Brief >> Your task is to extract every entry that follows word for word while excluding the pictures.

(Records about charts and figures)
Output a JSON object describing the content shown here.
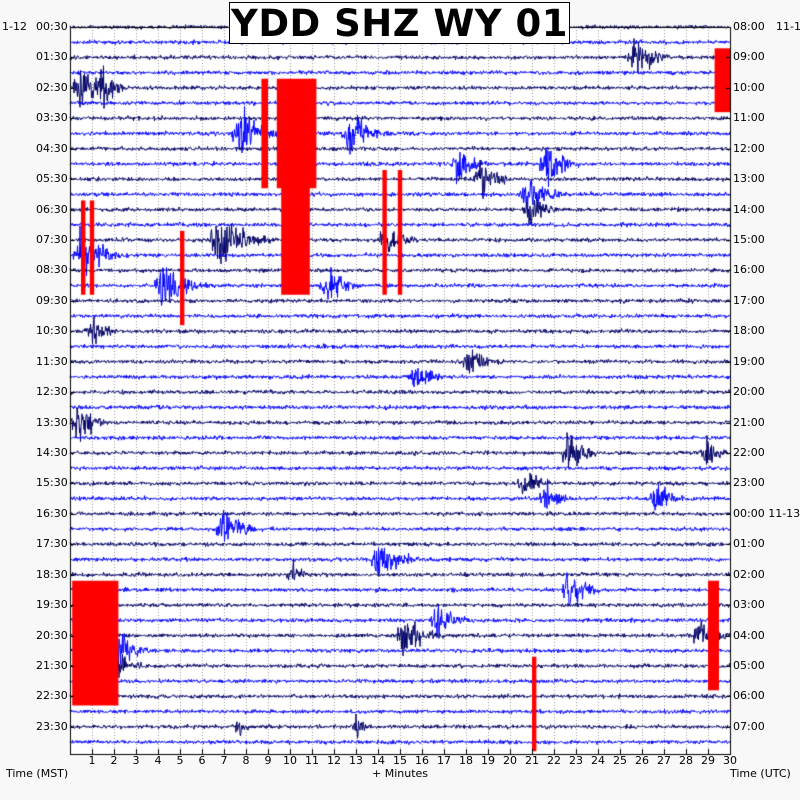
{
  "title": "YDD SHZ WY 01",
  "corner_labels": {
    "left": "1-12",
    "right": "11-1"
  },
  "footer": {
    "left": "Time (MST)",
    "center": "+ Minutes",
    "right": "Time (UTC)"
  },
  "colors": {
    "trace_dark": "#000066",
    "trace_light": "#0000ff",
    "clip": "#ff0000",
    "background": "#ffffff",
    "page": "#f8f8f8"
  },
  "chart_data": {
    "type": "line",
    "xlabel": "+ Minutes",
    "xlim": [
      0,
      30
    ],
    "x_ticks": [
      "1",
      "2",
      "3",
      "4",
      "5",
      "6",
      "7",
      "8",
      "9",
      "10",
      "11",
      "12",
      "13",
      "14",
      "15",
      "16",
      "17",
      "18",
      "19",
      "20",
      "21",
      "22",
      "23",
      "24",
      "25",
      "26",
      "27",
      "28",
      "29",
      "30"
    ],
    "left_axis_label": "Time (MST)",
    "right_axis_label": "Time (UTC)",
    "left_time_labels": [
      "00:30",
      "01:30",
      "02:30",
      "03:30",
      "04:30",
      "05:30",
      "06:30",
      "07:30",
      "08:30",
      "09:30",
      "10:30",
      "11:30",
      "12:30",
      "13:30",
      "14:30",
      "15:30",
      "16:30",
      "17:30",
      "18:30",
      "19:30",
      "20:30",
      "21:30",
      "22:30",
      "23:30"
    ],
    "right_time_labels": [
      "08:00",
      "09:00",
      "10:00",
      "11:00",
      "12:00",
      "13:00",
      "14:00",
      "15:00",
      "16:00",
      "17:00",
      "18:00",
      "19:00",
      "20:00",
      "21:00",
      "22:00",
      "23:00",
      "00:00 11-13",
      "01:00",
      "02:00",
      "03:00",
      "04:00",
      "05:00",
      "06:00",
      "07:00"
    ],
    "traces_count": 48,
    "trace_colors": [
      "#000066",
      "#0000ff"
    ],
    "events": [
      {
        "trace": 2,
        "minute": 25.5,
        "amp": 1.3,
        "len": 2.5
      },
      {
        "trace": 4,
        "minute": 0.3,
        "amp": 1.6,
        "len": 2.5
      },
      {
        "trace": 4,
        "minute": 1.3,
        "amp": 1.4,
        "len": 1.5
      },
      {
        "trace": 7,
        "minute": 7.5,
        "amp": 1.6,
        "len": 2.5
      },
      {
        "trace": 7,
        "minute": 12.5,
        "amp": 1.3,
        "len": 2.5
      },
      {
        "trace": 9,
        "minute": 17.5,
        "amp": 1.3,
        "len": 2.0
      },
      {
        "trace": 9,
        "minute": 21.5,
        "amp": 1.5,
        "len": 2.0
      },
      {
        "trace": 10,
        "minute": 18.5,
        "amp": 1.2,
        "len": 2.0
      },
      {
        "trace": 11,
        "minute": 20.5,
        "amp": 1.0,
        "len": 3.0
      },
      {
        "trace": 12,
        "minute": 20.7,
        "amp": 1.0,
        "len": 2.0
      },
      {
        "trace": 14,
        "minute": 14.2,
        "amp": 1.3,
        "len": 2.0
      },
      {
        "trace": 14,
        "minute": 6.5,
        "amp": 1.6,
        "len": 3.5
      },
      {
        "trace": 15,
        "minute": 0.3,
        "amp": 1.6,
        "len": 2.5
      },
      {
        "trace": 17,
        "minute": 4.0,
        "amp": 1.7,
        "len": 2.5
      },
      {
        "trace": 17,
        "minute": 11.5,
        "amp": 1.4,
        "len": 2.0
      },
      {
        "trace": 20,
        "minute": 0.8,
        "amp": 0.9,
        "len": 2.0
      },
      {
        "trace": 22,
        "minute": 18.0,
        "amp": 1.1,
        "len": 2.0
      },
      {
        "trace": 23,
        "minute": 15.5,
        "amp": 1.1,
        "len": 2.0
      },
      {
        "trace": 26,
        "minute": 0.2,
        "amp": 1.3,
        "len": 2.0
      },
      {
        "trace": 28,
        "minute": 22.5,
        "amp": 1.3,
        "len": 2.0
      },
      {
        "trace": 28,
        "minute": 28.8,
        "amp": 1.1,
        "len": 1.5
      },
      {
        "trace": 30,
        "minute": 20.5,
        "amp": 1.0,
        "len": 2.0
      },
      {
        "trace": 31,
        "minute": 21.5,
        "amp": 1.3,
        "len": 1.5
      },
      {
        "trace": 31,
        "minute": 26.5,
        "amp": 1.0,
        "len": 2.0
      },
      {
        "trace": 33,
        "minute": 6.8,
        "amp": 1.2,
        "len": 2.5
      },
      {
        "trace": 35,
        "minute": 13.8,
        "amp": 1.4,
        "len": 2.5
      },
      {
        "trace": 36,
        "minute": 10.0,
        "amp": 0.8,
        "len": 1.5
      },
      {
        "trace": 37,
        "minute": 22.5,
        "amp": 1.3,
        "len": 2.0
      },
      {
        "trace": 39,
        "minute": 16.5,
        "amp": 1.0,
        "len": 2.5
      },
      {
        "trace": 40,
        "minute": 15.0,
        "amp": 1.2,
        "len": 2.5
      },
      {
        "trace": 40,
        "minute": 28.5,
        "amp": 1.3,
        "len": 2.0
      },
      {
        "trace": 41,
        "minute": 2.0,
        "amp": 1.3,
        "len": 2.0
      },
      {
        "trace": 42,
        "minute": 2.0,
        "amp": 0.9,
        "len": 2.0
      },
      {
        "trace": 46,
        "minute": 7.5,
        "amp": 0.8,
        "len": 1.0
      },
      {
        "trace": 46,
        "minute": 12.9,
        "amp": 0.8,
        "len": 1.0
      }
    ],
    "clipped_blocks": [
      {
        "trace_from": 2,
        "trace_to": 5,
        "minute_from": 29.3,
        "minute_to": 30.0
      },
      {
        "trace_from": 4,
        "trace_to": 10,
        "minute_from": 8.7,
        "minute_to": 9.0
      },
      {
        "trace_from": 4,
        "trace_to": 10,
        "minute_from": 9.4,
        "minute_to": 11.2
      },
      {
        "trace_from": 9,
        "trace_to": 17,
        "minute_from": 9.6,
        "minute_to": 10.9
      },
      {
        "trace_from": 10,
        "trace_to": 17,
        "minute_from": 14.2,
        "minute_to": 14.4
      },
      {
        "trace_from": 10,
        "trace_to": 17,
        "minute_from": 14.9,
        "minute_to": 15.1
      },
      {
        "trace_from": 12,
        "trace_to": 17,
        "minute_from": 0.5,
        "minute_to": 0.7
      },
      {
        "trace_from": 12,
        "trace_to": 17,
        "minute_from": 0.9,
        "minute_to": 1.1
      },
      {
        "trace_from": 14,
        "trace_to": 19,
        "minute_from": 5.0,
        "minute_to": 5.2
      },
      {
        "trace_from": 37,
        "trace_to": 44,
        "minute_from": 0.1,
        "minute_to": 2.2
      },
      {
        "trace_from": 37,
        "trace_to": 43,
        "minute_from": 29.0,
        "minute_to": 29.5
      },
      {
        "trace_from": 42,
        "trace_to": 47,
        "minute_from": 21.0,
        "minute_to": 21.2
      }
    ]
  }
}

Exercise answer >>
Output a JSON object describing the content shown here.
{
  "title": "YDD SHZ WY 01",
  "corner_labels": {
    "left": "1-12",
    "right": "11-1"
  },
  "footer": {
    "left": "Time (MST)",
    "center": "+ Minutes",
    "right": "Time (UTC)"
  },
  "colors": {
    "trace_dark": "#000066",
    "trace_light": "#0000ff",
    "clip": "#ff0000",
    "background": "#ffffff",
    "page": "#f8f8f8"
  },
  "chart_data": {
    "type": "line",
    "xlabel": "+ Minutes",
    "xlim": [
      0,
      30
    ],
    "x_ticks": [
      "1",
      "2",
      "3",
      "4",
      "5",
      "6",
      "7",
      "8",
      "9",
      "10",
      "11",
      "12",
      "13",
      "14",
      "15",
      "16",
      "17",
      "18",
      "19",
      "20",
      "21",
      "22",
      "23",
      "24",
      "25",
      "26",
      "27",
      "28",
      "29",
      "30"
    ],
    "left_axis_label": "Time (MST)",
    "right_axis_label": "Time (UTC)",
    "left_time_labels": [
      "00:30",
      "01:30",
      "02:30",
      "03:30",
      "04:30",
      "05:30",
      "06:30",
      "07:30",
      "08:30",
      "09:30",
      "10:30",
      "11:30",
      "12:30",
      "13:30",
      "14:30",
      "15:30",
      "16:30",
      "17:30",
      "18:30",
      "19:30",
      "20:30",
      "21:30",
      "22:30",
      "23:30"
    ],
    "right_time_labels": [
      "08:00",
      "09:00",
      "10:00",
      "11:00",
      "12:00",
      "13:00",
      "14:00",
      "15:00",
      "16:00",
      "17:00",
      "18:00",
      "19:00",
      "20:00",
      "21:00",
      "22:00",
      "23:00",
      "00:00 11-13",
      "01:00",
      "02:00",
      "03:00",
      "04:00",
      "05:00",
      "06:00",
      "07:00"
    ],
    "traces_count": 48,
    "trace_colors": [
      "#000066",
      "#0000ff"
    ],
    "events": [
      {
        "trace": 2,
        "minute": 25.5,
        "amp": 1.3,
        "len": 2.5
      },
      {
        "trace": 4,
        "minute": 0.3,
        "amp": 1.6,
        "len": 2.5
      },
      {
        "trace": 4,
        "minute": 1.3,
        "amp": 1.4,
        "len": 1.5
      },
      {
        "trace": 7,
        "minute": 7.5,
        "amp": 1.6,
        "len": 2.5
      },
      {
        "trace": 7,
        "minute": 12.5,
        "amp": 1.3,
        "len": 2.5
      },
      {
        "trace": 9,
        "minute": 17.5,
        "amp": 1.3,
        "len": 2.0
      },
      {
        "trace": 9,
        "minute": 21.5,
        "amp": 1.5,
        "len": 2.0
      },
      {
        "trace": 10,
        "minute": 18.5,
        "amp": 1.2,
        "len": 2.0
      },
      {
        "trace": 11,
        "minute": 20.5,
        "amp": 1.0,
        "len": 3.0
      },
      {
        "trace": 12,
        "minute": 20.7,
        "amp": 1.0,
        "len": 2.0
      },
      {
        "trace": 14,
        "minute": 14.2,
        "amp": 1.3,
        "len": 2.0
      },
      {
        "trace": 14,
        "minute": 6.5,
        "amp": 1.6,
        "len": 3.5
      },
      {
        "trace": 15,
        "minute": 0.3,
        "amp": 1.6,
        "len": 2.5
      },
      {
        "trace": 17,
        "minute": 4.0,
        "amp": 1.7,
        "len": 2.5
      },
      {
        "trace": 17,
        "minute": 11.5,
        "amp": 1.4,
        "len": 2.0
      },
      {
        "trace": 20,
        "minute": 0.8,
        "amp": 0.9,
        "len": 2.0
      },
      {
        "trace": 22,
        "minute": 18.0,
        "amp": 1.1,
        "len": 2.0
      },
      {
        "trace": 23,
        "minute": 15.5,
        "amp": 1.1,
        "len": 2.0
      },
      {
        "trace": 26,
        "minute": 0.2,
        "amp": 1.3,
        "len": 2.0
      },
      {
        "trace": 28,
        "minute": 22.5,
        "amp": 1.3,
        "len": 2.0
      },
      {
        "trace": 28,
        "minute": 28.8,
        "amp": 1.1,
        "len": 1.5
      },
      {
        "trace": 30,
        "minute": 20.5,
        "amp": 1.0,
        "len": 2.0
      },
      {
        "trace": 31,
        "minute": 21.5,
        "amp": 1.3,
        "len": 1.5
      },
      {
        "trace": 31,
        "minute": 26.5,
        "amp": 1.0,
        "len": 2.0
      },
      {
        "trace": 33,
        "minute": 6.8,
        "amp": 1.2,
        "len": 2.5
      },
      {
        "trace": 35,
        "minute": 13.8,
        "amp": 1.4,
        "len": 2.5
      },
      {
        "trace": 36,
        "minute": 10.0,
        "amp": 0.8,
        "len": 1.5
      },
      {
        "trace": 37,
        "minute": 22.5,
        "amp": 1.3,
        "len": 2.0
      },
      {
        "trace": 39,
        "minute": 16.5,
        "amp": 1.0,
        "len": 2.5
      },
      {
        "trace": 40,
        "minute": 15.0,
        "amp": 1.2,
        "len": 2.5
      },
      {
        "trace": 40,
        "minute": 28.5,
        "amp": 1.3,
        "len": 2.0
      },
      {
        "trace": 41,
        "minute": 2.0,
        "amp": 1.3,
        "len": 2.0
      },
      {
        "trace": 42,
        "minute": 2.0,
        "amp": 0.9,
        "len": 2.0
      },
      {
        "trace": 46,
        "minute": 7.5,
        "amp": 0.8,
        "len": 1.0
      },
      {
        "trace": 46,
        "minute": 12.9,
        "amp": 0.8,
        "len": 1.0
      }
    ],
    "clipped_blocks": [
      {
        "trace_from": 2,
        "trace_to": 5,
        "minute_from": 29.3,
        "minute_to": 30.0
      },
      {
        "trace_from": 4,
        "trace_to": 10,
        "minute_from": 8.7,
        "minute_to": 9.0
      },
      {
        "trace_from": 4,
        "trace_to": 10,
        "minute_from": 9.4,
        "minute_to": 11.2
      },
      {
        "trace_from": 9,
        "trace_to": 17,
        "minute_from": 9.6,
        "minute_to": 10.9
      },
      {
        "trace_from": 10,
        "trace_to": 17,
        "minute_from": 14.2,
        "minute_to": 14.4
      },
      {
        "trace_from": 10,
        "trace_to": 17,
        "minute_from": 14.9,
        "minute_to": 15.1
      },
      {
        "trace_from": 12,
        "trace_to": 17,
        "minute_from": 0.5,
        "minute_to": 0.7
      },
      {
        "trace_from": 12,
        "trace_to": 17,
        "minute_from": 0.9,
        "minute_to": 1.1
      },
      {
        "trace_from": 14,
        "trace_to": 19,
        "minute_from": 5.0,
        "minute_to": 5.2
      },
      {
        "trace_from": 37,
        "trace_to": 44,
        "minute_from": 0.1,
        "minute_to": 2.2
      },
      {
        "trace_from": 37,
        "trace_to": 43,
        "minute_from": 29.0,
        "minute_to": 29.5
      },
      {
        "trace_from": 42,
        "trace_to": 47,
        "minute_from": 21.0,
        "minute_to": 21.2
      }
    ]
  }
}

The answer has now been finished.